◆ **Direction**:
Transcribe the listing verbatim. Do not carry over any pictures.

◆ **Material for the task**:
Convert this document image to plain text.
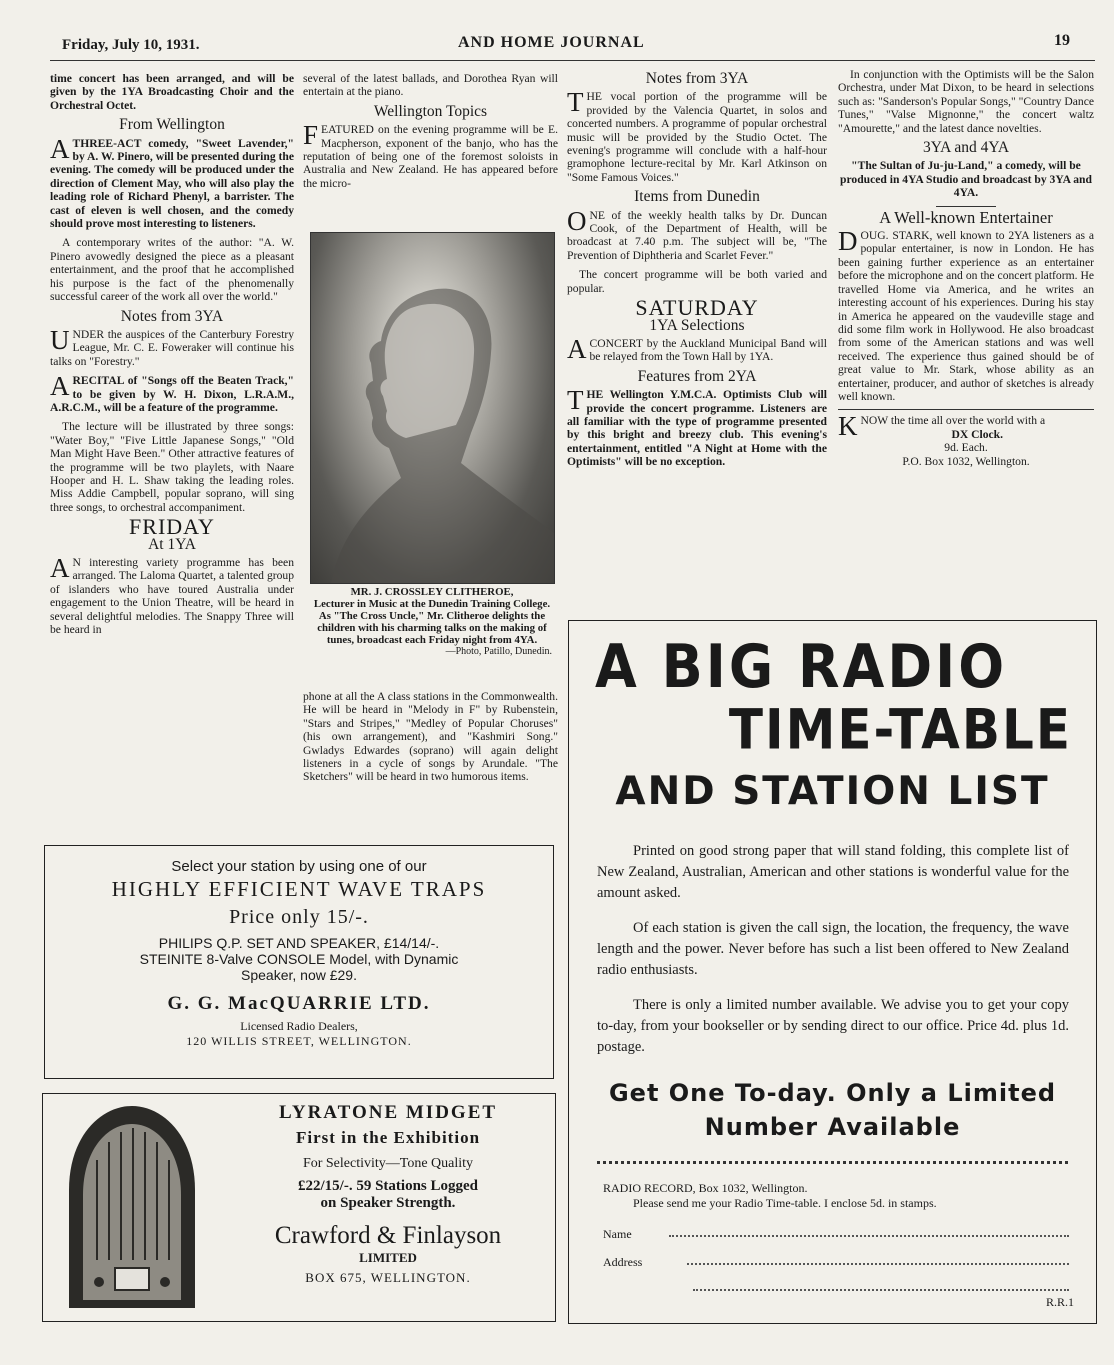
Friday, July 10, 1931.	AND HOME JOURNAL	19

time concert has been arranged, and will be given by the 1YA Broadcasting Choir and the Orchestral Octet.

From Wellington

ATHREE-ACT comedy, "Sweet Lavender," by A. W. Pinero, will be presented during the evening. The comedy will be produced under the direction of Clement May, who will also play the leading role of Richard Phenyl, a barrister. The cast of eleven is well chosen, and the comedy should prove most interesting to listeners.

A contemporary writes of the author: "A. W. Pinero avowedly designed the piece as a pleasant entertainment, and the proof that he accomplished his purpose is the fact of the phenomenally successful career of the work all over the world."

Notes from 3YA

UNDER the auspices of the Canterbury Forestry League, Mr. C. E. Foweraker will continue his talks on "Forestry."

ARECITAL of "Songs off the Beaten Track," to be given by W. H. Dixon, L.R.A.M., A.R.C.M., will be a feature of the programme.

The lecture will be illustrated by three songs: "Water Boy," "Five Little Japanese Songs," "Old Man Might Have Been." Other attractive features of the programme will be two playlets, with Naare Hooper and H. L. Shaw taking the leading roles. Miss Addie Campbell, popular soprano, will sing three songs, to orchestral accompaniment.

FRIDAY
At 1YA

A N interesting variety programme has been arranged. The Laloma Quartet, a talented group of islanders who have toured Australia under engagement to the Union Theatre, will be heard in several delightful melodies. The Snappy Three will be heard in

several of the latest ballads, and Dorothea Ryan will entertain at the piano.

Wellington Topics

FEATURED on the evening programme will be E. Macpherson, exponent of the banjo, who has the reputation of being one of the foremost soloists in Australia and New Zealand. He has appeared before the micro-

MR. J. CROSSLEY CLITHEROE,
Lecturer in Music at the Dunedin Training College. As "The Cross Uncle," Mr. Clitheroe delights the children with his charming talks on the making of tunes, broadcast each Friday night from 4YA.
—Photo, Patillo, Dunedin.

phone at all the A class stations in the Commonwealth. He will be heard in "Melody in F" by Rubenstein, "Stars and Stripes," "Medley of Popular Choruses" (his own arrangement), and "Kashmiri Song." Gwladys Edwardes (soprano) will again delight listeners in a cycle of songs by Arundale. "The Sketchers" will be heard in two humorous items.

Notes from 3YA

THE vocal portion of the programme will be provided by the Valencia Quartet, in solos and concerted numbers. A programme of popular orchestral music will be provided by the Studio Octet. The evening's programme will conclude with a half-hour gramophone lecture-recital by Mr. Karl Atkinson on "Some Famous Voices."

Items from Dunedin

ONE of the weekly health talks by Dr. Duncan Cook, of the Department of Health, will be broadcast at 7.40 p.m. The subject will be, "The Prevention of Diphtheria and Scarlet Fever."

The concert programme will be both varied and popular.

SATURDAY
1YA Selections

ACONCERT by the Auckland Municipal Band will be relayed from the Town Hall by 1YA.

Features from 2YA

THE Wellington Y.M.C.A. Optimists Club will provide the concert programme. Listeners are all familiar with the type of programme presented by this bright and breezy club. This evening's entertainment, entitled "A Night at Home with the Optimists" will be no exception.

In conjunction with the Optimists will be the Salon Orchestra, under Mat Dixon, to be heard in selections such as: "Sanderson's Popular Songs," "Country Dance Tunes," "Valse Mignonne," the concert waltz "Amourette," and the latest dance novelties.

3YA and 4YA

"The Sultan of Ju-ju-Land," a comedy, will be produced in 4YA Studio and broadcast by 3YA and 4YA.

A Well-known Entertainer

DOUG. STARK, well known to 2YA listeners as a popular entertainer, is now in London. He has been gaining further experience as an entertainer before the microphone and on the concert platform. He travelled Home via America, and he writes an interesting account of his experiences. During his stay in America he appeared on the vaudeville stage and did some film work in Hollywood. He also broadcast from some of the American stations and was well received. The experience thus gained should be of great value to Mr. Stark, whose ability as an entertainer, producer, and author of sketches is already well known.

KNOW the time all over the world with a

DX Clock.
9d. Each.
P.O. Box 1032, Wellington.
Select your station by using one of our
HIGHLY EFFICIENT WAVE TRAPS
Price only 15/-.
PHILIPS Q.P. SET AND SPEAKER, £14/14/-.
STEINITE 8-Valve CONSOLE Model, with Dynamic
Speaker, now £29.
G. G. MacQUARRIE LTD.
Licensed Radio Dealers,
120 WILLIS STREET, WELLINGTON.
LYRATONE MIDGET
First in the Exhibition
For Selectivity—Tone Quality
£22/15/-. 59 Stations Logged
on Speaker Strength.
Crawford & Finlayson
LIMITED
BOX 675, WELLINGTON.
A BIG RADIO
TIME-TABLE
AND STATION LIST

Printed on good strong paper that will stand folding, this complete list of New Zealand, Australian, American and other stations is wonderful value for the amount asked.

Of each station is given the call sign, the location, the frequency, the wave length and the power. Never before has such a list been offered to New Zealand radio enthusiasts.

There is only a limited number available. We advise you to get your copy to-day, from your bookseller or by sending direct to our office. Price 4d. plus 1d. postage.

Get One To-day. Only a Limited
Number Available
RADIO RECORD, Box 1032, Wellington.
Please send me your Radio Time-table. I enclose 5d. in stamps.
Name
Address
R.R.1
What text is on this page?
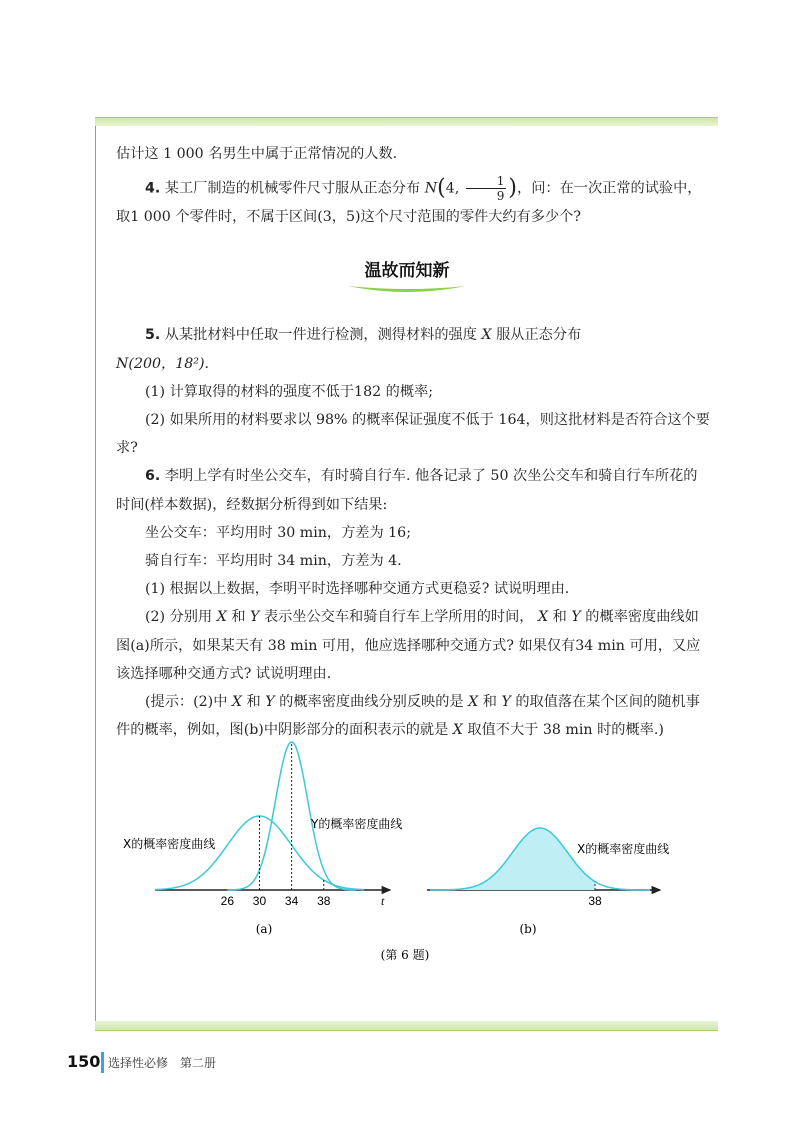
估计这 1 000 名男生中属于正常情况的人数.

4. 某工厂制造的机械零件尺寸服从正态分布 N(4, $\frac{1}{9}$ )，问：在一次正常的试验中，取1 000 个零件时，不属于区间(3，5)这个尺寸范围的零件大约有多少个?

5. 从某批材料中任取一件进行检测，测得材料的强度 X 服从正态分布

N(200，18²).

(1) 计算取得的材料的强度不低于182 的概率;

(2) 如果所用的材料要求以 98% 的概率保证强度不低于 164，则这批材料是否符合这个要求?

6. 李明上学有时坐公交车，有时骑自行车. 他各记录了 50 次坐公交车和骑自行车所花的时间(样本数据)，经数据分析得到如下结果:

坐公交车：平均用时 30 min，方差为 16;

骑自行车：平均用时 34 min，方差为 4.

(1) 根据以上数据，李明平时选择哪种交通方式更稳妥? 试说明理由.

(2) 分别用 X 和 Y 表示坐公交车和骑自行车上学所用的时间， X 和 Y 的概率密度曲线如图(a)所示，如果某天有 38 min 可用，他应选择哪种交通方式? 如果仅有34 min 可用，又应该选择哪种交通方式? 试说明理由.

(提示：(2)中 X 和 Y 的概率密度曲线分别反映的是 X 和 Y 的取值落在某个区间的随机事件的概率，例如，图(b)中阴影部分的面积表示的就是 X 取值不大于 38 min 时的概率.)

温故而知新
26 30 34 38	t
X的概率密度曲线
Y的概率密度曲线
(a)
38
X的概率密度曲线
(b)
(第 6 题)
150 选择性必修　第二册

◆ **Result for this task**:
Convert this document image to plain text.
Friday, July 10, 1931.	AND HOME JOURNAL	19

time concert has been arranged, and will be given by the 1YA Broadcasting Choir and the Orchestral Octet.

From Wellington

ATHREE-ACT comedy, "Sweet Lavender," by A. W. Pinero, will be presented during the evening. The comedy will be produced under the direction of Clement May, who will also play the leading role of Richard Phenyl, a barrister. The cast of eleven is well chosen, and the comedy should prove most interesting to listeners.

A contemporary writes of the author: "A. W. Pinero avowedly designed the piece as a pleasant entertainment, and the proof that he accomplished his purpose is the fact of the phenomenally successful career of the work all over the world."

Notes from 3YA

UNDER the auspices of the Canterbury Forestry League, Mr. C. E. Foweraker will continue his talks on "Forestry."

ARECITAL of "Songs off the Beaten Track," to be given by W. H. Dixon, L.R.A.M., A.R.C.M., will be a feature of the programme.

The lecture will be illustrated by three songs: "Water Boy," "Five Little Japanese Songs," "Old Man Might Have Been." Other attractive features of the programme will be two playlets, with Naare Hooper and H. L. Shaw taking the leading roles. Miss Addie Campbell, popular soprano, will sing three songs, to orchestral accompaniment.

FRIDAY
At 1YA

A N interesting variety programme has been arranged. The Laloma Quartet, a talented group of islanders who have toured Australia under engagement to the Union Theatre, will be heard in several delightful melodies. The Snappy Three will be heard in

several of the latest ballads, and Dorothea Ryan will entertain at the piano.

Wellington Topics

FEATURED on the evening programme will be E. Macpherson, exponent of the banjo, who has the reputation of being one of the foremost soloists in Australia and New Zealand. He has appeared before the micro-

MR. J. CROSSLEY CLITHEROE,
Lecturer in Music at the Dunedin Training College. As "The Cross Uncle," Mr. Clitheroe delights the children with his charming talks on the making of tunes, broadcast each Friday night from 4YA.
—Photo, Patillo, Dunedin.

phone at all the A class stations in the Commonwealth. He will be heard in "Melody in F" by Rubenstein, "Stars and Stripes," "Medley of Popular Choruses" (his own arrangement), and "Kashmiri Song." Gwladys Edwardes (soprano) will again delight listeners in a cycle of songs by Arundale. "The Sketchers" will be heard in two humorous items.

Notes from 3YA

THE vocal portion of the programme will be provided by the Valencia Quartet, in solos and concerted numbers. A programme of popular orchestral music will be provided by the Studio Octet. The evening's programme will conclude with a half-hour gramophone lecture-recital by Mr. Karl Atkinson on "Some Famous Voices."

Items from Dunedin

ONE of the weekly health talks by Dr. Duncan Cook, of the Department of Health, will be broadcast at 7.40 p.m. The subject will be, "The Prevention of Diphtheria and Scarlet Fever."

The concert programme will be both varied and popular.

SATURDAY
1YA Selections

ACONCERT by the Auckland Municipal Band will be relayed from the Town Hall by 1YA.

Features from 2YA

THE Wellington Y.M.C.A. Optimists Club will provide the concert programme. Listeners are all familiar with the type of programme presented by this bright and breezy club. This evening's entertainment, entitled "A Night at Home with the Optimists" will be no exception.

In conjunction with the Optimists will be the Salon Orchestra, under Mat Dixon, to be heard in selections such as: "Sanderson's Popular Songs," "Country Dance Tunes," "Valse Mignonne," the concert waltz "Amourette," and the latest dance novelties.

3YA and 4YA

"The Sultan of Ju-ju-Land," a comedy, will be produced in 4YA Studio and broadcast by 3YA and 4YA.

A Well-known Entertainer

DOUG. STARK, well known to 2YA listeners as a popular entertainer, is now in London. He has been gaining further experience as an entertainer before the microphone and on the concert platform. He travelled Home via America, and he writes an interesting account of his experiences. During his stay in America he appeared on the vaudeville stage and did some film work in Hollywood. He also broadcast from some of the American stations and was well received. The experience thus gained should be of great value to Mr. Stark, whose ability as an entertainer, producer, and author of sketches is already well known.

KNOW the time all over the world with a

DX Clock.
9d. Each.
P.O. Box 1032, Wellington.
Select your station by using one of our
HIGHLY EFFICIENT WAVE TRAPS
Price only 15/-.
PHILIPS Q.P. SET AND SPEAKER, £14/14/-.
STEINITE 8-Valve CONSOLE Model, with Dynamic
Speaker, now £29.
G. G. MacQUARRIE LTD.
Licensed Radio Dealers,
120 WILLIS STREET, WELLINGTON.
LYRATONE MIDGET
First in the Exhibition
For Selectivity—Tone Quality
£22/15/-. 59 Stations Logged
on Speaker Strength.
Crawford & Finlayson
LIMITED
BOX 675, WELLINGTON.
A BIG RADIO
TIME-TABLE
AND STATION LIST

Printed on good strong paper that will stand folding, this complete list of New Zealand, Australian, American and other stations is wonderful value for the amount asked.

Of each station is given the call sign, the location, the frequency, the wave length and the power. Never before has such a list been offered to New Zealand radio enthusiasts.

There is only a limited number available. We advise you to get your copy to-day, from your bookseller or by sending direct to our office. Price 4d. plus 1d. postage.

Get One To-day. Only a Limited
Number Available
RADIO RECORD, Box 1032, Wellington.
Please send me your Radio Time-table. I enclose 5d. in stamps.
Name
Address
R.R.1
What text is on this page?
估计这 1 000 名男生中属于正常情况的人数.

4. 某工厂制造的机械零件尺寸服从正态分布 N(4, $\frac{1}{9}$ )，问：在一次正常的试验中，取1 000 个零件时，不属于区间(3，5)这个尺寸范围的零件大约有多少个?

5. 从某批材料中任取一件进行检测，测得材料的强度 X 服从正态分布

N(200，18²).

(1) 计算取得的材料的强度不低于182 的概率;

(2) 如果所用的材料要求以 98% 的概率保证强度不低于 164，则这批材料是否符合这个要求?

6. 李明上学有时坐公交车，有时骑自行车. 他各记录了 50 次坐公交车和骑自行车所花的时间(样本数据)，经数据分析得到如下结果:

坐公交车：平均用时 30 min，方差为 16;

骑自行车：平均用时 34 min，方差为 4.

(1) 根据以上数据，李明平时选择哪种交通方式更稳妥? 试说明理由.

(2) 分别用 X 和 Y 表示坐公交车和骑自行车上学所用的时间， X 和 Y 的概率密度曲线如图(a)所示，如果某天有 38 min 可用，他应选择哪种交通方式? 如果仅有34 min 可用，又应该选择哪种交通方式? 试说明理由.

(提示：(2)中 X 和 Y 的概率密度曲线分别反映的是 X 和 Y 的取值落在某个区间的随机事件的概率，例如，图(b)中阴影部分的面积表示的就是 X 取值不大于 38 min 时的概率.)

温故而知新
26 30 34 38	t
X的概率密度曲线
Y的概率密度曲线
(a)
38
X的概率密度曲线
(b)
(第 6 题)
150 选择性必修　第二册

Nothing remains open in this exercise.